EXPLORE THE MATERIAL
A: In the news report on Moody's rating of Cargill, what EBITDA does Moody's say Cargill should generate over the coming 12 months?
B: Resume the news report on Moody's affirming Cargill's A2 rating, continuing on from its final sentence.

SELECTED PASSAGE
┌────────

NEW YORK — Moody’s Investors Service on July 9 affirmed the A2 senior unsecured ratings of Cargill Inc. and said the ratings outlook is stable.
“Cargill continues to perform well despite the economic fallout from the coronavirus pandemic,” said John Rogers, senior vice president at Moody’s and lead analyst on Cargill. “We expect credit metrics to remain strongly supportive of its A2 rating despite some uncertainties over the impact of US-China trade relations over the next four quarters.”
The A2 rating, “considered upper-medium grade and subject to low credit risk” is supported by the scale of Cargill’s global commodity-oriented businesses and strong liquidity, Moody’s said.
“Cargill has a long history of operating and trading in volatile commodity markets, and its global scale and extensive sourcing and logistics network are both key to its strategy,” the ratings agency said. “Cargill's vertical integration from key commodities to higher-margin downstream products is viewed as a credit positive over the longer term.”
The agency said Cargill is expected to continue reducing costs and selling underperforming businesses, using proceeds to pursue small to mid-size acquisitions.
In the coming 12 months, Cargill is likely to sustain challenges in its origination and processing businesses because of the coronavirus. Strength in animal nutrition and protein together with solid demand for food ingredients should allow Cargill to generate EBITDA in excess of $6 billion, Moody’s said.
“Additionally, Moody’s expects Cargill's primary end markets to rebound quicker as the global economy emerges from the coronavirus pandemic,” the ratings agency said. “However, despite the signing of the phase one trade deal with China in January, Moody’s remains cautious on the ultimate level of trade given more recent political statements by the US in an election year.”

└────────

THE DATA
┌────────

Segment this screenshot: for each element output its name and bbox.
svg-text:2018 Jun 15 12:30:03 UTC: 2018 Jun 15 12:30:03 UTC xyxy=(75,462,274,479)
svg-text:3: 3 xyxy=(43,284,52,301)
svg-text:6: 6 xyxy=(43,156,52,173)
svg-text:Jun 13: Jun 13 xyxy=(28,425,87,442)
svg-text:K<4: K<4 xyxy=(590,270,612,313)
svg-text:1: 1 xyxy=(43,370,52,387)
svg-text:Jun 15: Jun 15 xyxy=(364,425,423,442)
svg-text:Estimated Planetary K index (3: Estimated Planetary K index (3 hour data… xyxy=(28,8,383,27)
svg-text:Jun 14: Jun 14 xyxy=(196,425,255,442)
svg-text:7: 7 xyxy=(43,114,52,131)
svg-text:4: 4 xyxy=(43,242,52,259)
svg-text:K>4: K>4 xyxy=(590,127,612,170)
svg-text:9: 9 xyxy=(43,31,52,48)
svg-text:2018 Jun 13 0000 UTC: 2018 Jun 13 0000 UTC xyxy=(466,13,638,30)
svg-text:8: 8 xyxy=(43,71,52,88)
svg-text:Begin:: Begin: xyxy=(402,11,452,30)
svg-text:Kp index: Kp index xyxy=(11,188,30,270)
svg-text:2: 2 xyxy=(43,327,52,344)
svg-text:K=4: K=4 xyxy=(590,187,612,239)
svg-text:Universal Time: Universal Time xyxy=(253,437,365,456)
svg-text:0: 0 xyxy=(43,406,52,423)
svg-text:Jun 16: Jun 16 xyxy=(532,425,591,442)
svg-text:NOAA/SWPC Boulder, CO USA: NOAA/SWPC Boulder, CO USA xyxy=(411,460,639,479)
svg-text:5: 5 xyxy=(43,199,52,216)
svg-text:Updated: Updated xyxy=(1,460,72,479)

└────────

RESULTS IN ORDER
A: In excess of $6 billion.

B:
Moody’s predicted that Cargill’s heritage trading and merchandising businesses will continue to become a smaller part of the company’s earnings profile over time. The shift will reduce Cargill’s exposure to “unusually volatile commodity markets.”
“Margins in this segment are expected to remain relatively thin, except during periods of volatile agricultural commodity prices,” the agency continued. “Moody’s expects that any decline in fiscal 2021 performance relating to the coronavirus will be short-lived and will not materially affect Cargill’s credit profile, as the company is strongly positioned in the rating category and maintains solid credit metrics.”
Constraining Cargill’s credit profile is its susceptibility to volatile earnings and ongoing possibility of larger working capital needs when commodity prices rise, together with basis risk on many derivatives
“Nevertheless, credit metrics are strongly supportive of the A2 ratings with net debt/EBITDA of 1.6x, funds from operations/debt of 45% and retained cash flow/net debt of 45% for the 12 months ended February 28, 2020.”